▶ **Exercise task**
Scan the data below. Pull out each line where "INSCHRIJVEN" occurs.

▶ **Given information**
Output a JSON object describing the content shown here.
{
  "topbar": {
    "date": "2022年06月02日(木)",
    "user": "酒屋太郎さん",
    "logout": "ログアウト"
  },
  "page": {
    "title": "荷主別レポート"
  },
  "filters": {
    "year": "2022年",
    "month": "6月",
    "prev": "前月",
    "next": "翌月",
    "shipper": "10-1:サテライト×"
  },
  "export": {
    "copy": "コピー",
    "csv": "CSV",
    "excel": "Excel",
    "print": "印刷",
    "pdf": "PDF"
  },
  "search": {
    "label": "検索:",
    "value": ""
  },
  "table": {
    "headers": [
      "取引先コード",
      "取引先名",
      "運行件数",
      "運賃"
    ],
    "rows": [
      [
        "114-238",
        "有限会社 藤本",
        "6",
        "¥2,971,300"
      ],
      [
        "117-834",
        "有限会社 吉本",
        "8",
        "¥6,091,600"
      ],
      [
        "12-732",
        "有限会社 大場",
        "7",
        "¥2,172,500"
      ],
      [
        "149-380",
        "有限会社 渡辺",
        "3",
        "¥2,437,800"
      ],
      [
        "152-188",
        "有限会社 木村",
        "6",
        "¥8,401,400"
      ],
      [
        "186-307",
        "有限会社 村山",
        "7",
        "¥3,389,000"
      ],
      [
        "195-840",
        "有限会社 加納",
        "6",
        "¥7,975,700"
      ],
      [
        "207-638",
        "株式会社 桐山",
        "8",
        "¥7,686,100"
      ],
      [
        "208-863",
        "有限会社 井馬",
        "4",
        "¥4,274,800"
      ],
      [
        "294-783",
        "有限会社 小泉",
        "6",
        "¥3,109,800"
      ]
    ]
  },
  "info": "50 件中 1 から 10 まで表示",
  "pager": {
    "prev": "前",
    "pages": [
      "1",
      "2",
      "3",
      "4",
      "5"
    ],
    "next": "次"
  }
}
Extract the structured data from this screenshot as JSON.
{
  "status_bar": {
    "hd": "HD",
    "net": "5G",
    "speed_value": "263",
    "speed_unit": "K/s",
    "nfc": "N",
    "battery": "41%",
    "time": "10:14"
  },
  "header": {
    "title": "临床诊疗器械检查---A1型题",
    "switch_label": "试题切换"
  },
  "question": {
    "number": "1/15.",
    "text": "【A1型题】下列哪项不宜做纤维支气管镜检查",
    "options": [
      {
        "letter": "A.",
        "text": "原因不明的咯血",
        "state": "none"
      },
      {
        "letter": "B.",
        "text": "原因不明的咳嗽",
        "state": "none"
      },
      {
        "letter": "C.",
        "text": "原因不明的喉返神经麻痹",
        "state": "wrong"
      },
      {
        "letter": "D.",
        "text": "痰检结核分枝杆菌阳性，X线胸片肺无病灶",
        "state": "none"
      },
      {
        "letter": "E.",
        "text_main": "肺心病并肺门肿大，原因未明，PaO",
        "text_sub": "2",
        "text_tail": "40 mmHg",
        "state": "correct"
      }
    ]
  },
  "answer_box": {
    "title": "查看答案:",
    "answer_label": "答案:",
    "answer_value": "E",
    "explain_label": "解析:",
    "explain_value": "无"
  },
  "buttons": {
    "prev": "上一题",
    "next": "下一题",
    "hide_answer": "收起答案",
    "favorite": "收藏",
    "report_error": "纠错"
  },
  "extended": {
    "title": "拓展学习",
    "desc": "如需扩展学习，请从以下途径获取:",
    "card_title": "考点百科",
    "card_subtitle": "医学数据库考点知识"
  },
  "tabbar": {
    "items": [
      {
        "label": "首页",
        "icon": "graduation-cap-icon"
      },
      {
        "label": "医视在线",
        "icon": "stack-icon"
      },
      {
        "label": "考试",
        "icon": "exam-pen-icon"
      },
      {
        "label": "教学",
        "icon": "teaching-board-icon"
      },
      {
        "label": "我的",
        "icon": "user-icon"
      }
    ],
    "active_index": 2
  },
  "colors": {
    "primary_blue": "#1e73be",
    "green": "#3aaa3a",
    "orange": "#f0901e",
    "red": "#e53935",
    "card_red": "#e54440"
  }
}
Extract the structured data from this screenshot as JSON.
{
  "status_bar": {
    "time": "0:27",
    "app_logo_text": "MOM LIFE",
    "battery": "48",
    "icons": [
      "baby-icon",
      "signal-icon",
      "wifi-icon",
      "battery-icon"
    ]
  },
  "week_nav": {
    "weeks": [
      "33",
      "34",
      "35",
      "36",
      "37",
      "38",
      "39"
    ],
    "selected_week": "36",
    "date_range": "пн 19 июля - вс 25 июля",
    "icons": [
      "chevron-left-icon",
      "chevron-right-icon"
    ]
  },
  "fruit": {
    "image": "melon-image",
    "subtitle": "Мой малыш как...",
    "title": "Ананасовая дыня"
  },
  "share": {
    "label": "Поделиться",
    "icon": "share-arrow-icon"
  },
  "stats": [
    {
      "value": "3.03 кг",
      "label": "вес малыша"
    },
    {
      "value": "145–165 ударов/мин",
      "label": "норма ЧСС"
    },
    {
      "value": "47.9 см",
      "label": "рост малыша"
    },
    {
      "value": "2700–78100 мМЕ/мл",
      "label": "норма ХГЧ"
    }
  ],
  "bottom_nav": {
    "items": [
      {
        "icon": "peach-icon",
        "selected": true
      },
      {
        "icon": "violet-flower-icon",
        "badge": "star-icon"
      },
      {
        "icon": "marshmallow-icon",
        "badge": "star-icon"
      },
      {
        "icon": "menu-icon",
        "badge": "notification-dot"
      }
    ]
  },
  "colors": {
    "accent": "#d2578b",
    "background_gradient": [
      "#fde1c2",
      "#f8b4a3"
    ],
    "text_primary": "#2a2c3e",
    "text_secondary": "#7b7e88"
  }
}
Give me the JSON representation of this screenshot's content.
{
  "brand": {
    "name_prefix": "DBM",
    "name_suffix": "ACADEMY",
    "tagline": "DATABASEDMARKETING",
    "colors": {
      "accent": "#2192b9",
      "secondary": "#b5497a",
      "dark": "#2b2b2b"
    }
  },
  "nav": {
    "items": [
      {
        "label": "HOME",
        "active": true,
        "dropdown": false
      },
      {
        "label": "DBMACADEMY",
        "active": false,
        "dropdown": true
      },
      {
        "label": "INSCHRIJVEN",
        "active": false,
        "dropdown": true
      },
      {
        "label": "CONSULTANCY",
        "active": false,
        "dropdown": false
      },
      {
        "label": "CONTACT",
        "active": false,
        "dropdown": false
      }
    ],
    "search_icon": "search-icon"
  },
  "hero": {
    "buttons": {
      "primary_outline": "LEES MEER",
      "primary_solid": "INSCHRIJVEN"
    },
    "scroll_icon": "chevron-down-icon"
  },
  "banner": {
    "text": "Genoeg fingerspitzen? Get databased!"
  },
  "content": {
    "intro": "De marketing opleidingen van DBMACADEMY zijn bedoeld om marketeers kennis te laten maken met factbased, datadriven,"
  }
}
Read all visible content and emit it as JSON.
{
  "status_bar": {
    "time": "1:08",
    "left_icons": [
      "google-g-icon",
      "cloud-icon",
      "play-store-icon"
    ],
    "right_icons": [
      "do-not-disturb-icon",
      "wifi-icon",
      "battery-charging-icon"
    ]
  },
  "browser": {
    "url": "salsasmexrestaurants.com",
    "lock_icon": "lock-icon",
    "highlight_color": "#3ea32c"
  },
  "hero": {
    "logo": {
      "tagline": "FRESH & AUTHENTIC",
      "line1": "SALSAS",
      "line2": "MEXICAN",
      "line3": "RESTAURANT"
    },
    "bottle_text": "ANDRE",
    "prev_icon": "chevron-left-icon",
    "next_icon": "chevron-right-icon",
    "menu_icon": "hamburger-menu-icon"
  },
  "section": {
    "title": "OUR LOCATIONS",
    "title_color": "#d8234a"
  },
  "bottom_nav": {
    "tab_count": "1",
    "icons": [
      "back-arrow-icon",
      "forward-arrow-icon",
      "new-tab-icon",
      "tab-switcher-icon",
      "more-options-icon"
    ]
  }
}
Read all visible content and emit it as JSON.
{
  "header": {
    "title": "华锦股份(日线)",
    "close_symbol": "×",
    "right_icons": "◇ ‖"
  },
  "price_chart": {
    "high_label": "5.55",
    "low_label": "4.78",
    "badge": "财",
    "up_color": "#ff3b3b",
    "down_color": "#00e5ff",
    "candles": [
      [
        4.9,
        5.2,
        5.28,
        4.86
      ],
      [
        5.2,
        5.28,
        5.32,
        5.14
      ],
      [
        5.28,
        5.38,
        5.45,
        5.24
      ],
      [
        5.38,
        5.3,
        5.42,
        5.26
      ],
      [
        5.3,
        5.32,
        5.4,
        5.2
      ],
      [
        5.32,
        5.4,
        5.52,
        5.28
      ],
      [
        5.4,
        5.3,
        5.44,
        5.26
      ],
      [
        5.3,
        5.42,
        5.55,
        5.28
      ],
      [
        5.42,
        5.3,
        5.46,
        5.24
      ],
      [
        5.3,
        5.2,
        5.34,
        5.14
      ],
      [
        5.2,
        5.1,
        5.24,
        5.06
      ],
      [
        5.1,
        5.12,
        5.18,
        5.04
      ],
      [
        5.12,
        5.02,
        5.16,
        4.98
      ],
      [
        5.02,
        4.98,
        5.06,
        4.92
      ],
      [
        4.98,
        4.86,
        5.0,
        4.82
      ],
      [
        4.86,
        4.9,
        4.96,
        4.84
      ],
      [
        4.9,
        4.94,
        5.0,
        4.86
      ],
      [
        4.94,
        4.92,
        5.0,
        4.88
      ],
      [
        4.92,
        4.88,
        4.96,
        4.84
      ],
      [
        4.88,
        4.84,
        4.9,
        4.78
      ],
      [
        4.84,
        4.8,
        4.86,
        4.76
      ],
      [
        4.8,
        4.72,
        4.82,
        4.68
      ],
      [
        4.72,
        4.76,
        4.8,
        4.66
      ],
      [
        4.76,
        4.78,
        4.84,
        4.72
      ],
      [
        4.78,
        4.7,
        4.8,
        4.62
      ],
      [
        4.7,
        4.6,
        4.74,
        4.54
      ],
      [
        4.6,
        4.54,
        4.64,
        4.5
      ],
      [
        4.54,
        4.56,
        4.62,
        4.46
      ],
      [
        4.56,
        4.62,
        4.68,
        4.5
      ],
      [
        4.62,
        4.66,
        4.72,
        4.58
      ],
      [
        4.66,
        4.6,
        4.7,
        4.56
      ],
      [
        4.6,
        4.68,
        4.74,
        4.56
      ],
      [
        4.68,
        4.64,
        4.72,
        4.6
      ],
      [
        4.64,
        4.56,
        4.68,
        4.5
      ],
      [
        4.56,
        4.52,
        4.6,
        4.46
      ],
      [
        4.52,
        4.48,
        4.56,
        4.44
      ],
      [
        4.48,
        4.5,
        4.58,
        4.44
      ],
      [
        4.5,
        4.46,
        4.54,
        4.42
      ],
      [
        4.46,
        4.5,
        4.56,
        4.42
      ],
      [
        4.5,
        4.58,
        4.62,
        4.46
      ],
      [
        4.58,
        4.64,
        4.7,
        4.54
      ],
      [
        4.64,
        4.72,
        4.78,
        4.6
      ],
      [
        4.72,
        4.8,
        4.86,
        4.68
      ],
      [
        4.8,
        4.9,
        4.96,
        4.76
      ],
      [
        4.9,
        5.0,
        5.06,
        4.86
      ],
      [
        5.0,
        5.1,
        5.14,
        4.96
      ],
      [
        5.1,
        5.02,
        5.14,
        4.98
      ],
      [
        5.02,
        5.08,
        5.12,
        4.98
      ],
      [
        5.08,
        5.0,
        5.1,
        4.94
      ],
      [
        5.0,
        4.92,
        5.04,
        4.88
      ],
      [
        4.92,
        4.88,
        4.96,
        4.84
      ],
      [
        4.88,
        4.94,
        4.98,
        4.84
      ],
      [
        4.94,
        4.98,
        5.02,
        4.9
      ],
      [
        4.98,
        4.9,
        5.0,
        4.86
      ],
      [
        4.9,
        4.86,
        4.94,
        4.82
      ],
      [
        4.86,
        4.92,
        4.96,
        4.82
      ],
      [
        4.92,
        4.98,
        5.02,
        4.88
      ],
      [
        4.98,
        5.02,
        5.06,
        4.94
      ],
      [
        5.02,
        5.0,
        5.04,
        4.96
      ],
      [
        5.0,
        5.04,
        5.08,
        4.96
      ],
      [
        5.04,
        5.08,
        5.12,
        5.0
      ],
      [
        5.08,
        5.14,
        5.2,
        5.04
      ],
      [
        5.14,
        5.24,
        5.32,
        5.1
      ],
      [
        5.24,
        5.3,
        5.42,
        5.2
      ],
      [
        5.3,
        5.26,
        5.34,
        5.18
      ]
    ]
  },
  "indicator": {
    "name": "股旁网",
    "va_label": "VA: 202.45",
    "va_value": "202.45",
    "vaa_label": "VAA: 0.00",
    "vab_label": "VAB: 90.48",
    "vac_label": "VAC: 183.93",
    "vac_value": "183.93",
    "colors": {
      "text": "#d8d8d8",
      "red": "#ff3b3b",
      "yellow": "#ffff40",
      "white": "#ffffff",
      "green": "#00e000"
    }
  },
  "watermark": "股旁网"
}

▶ **Solution to the problem**
        "label": "INSCHRIJVEN",
      "primary_solid": "INSCHRIJVEN"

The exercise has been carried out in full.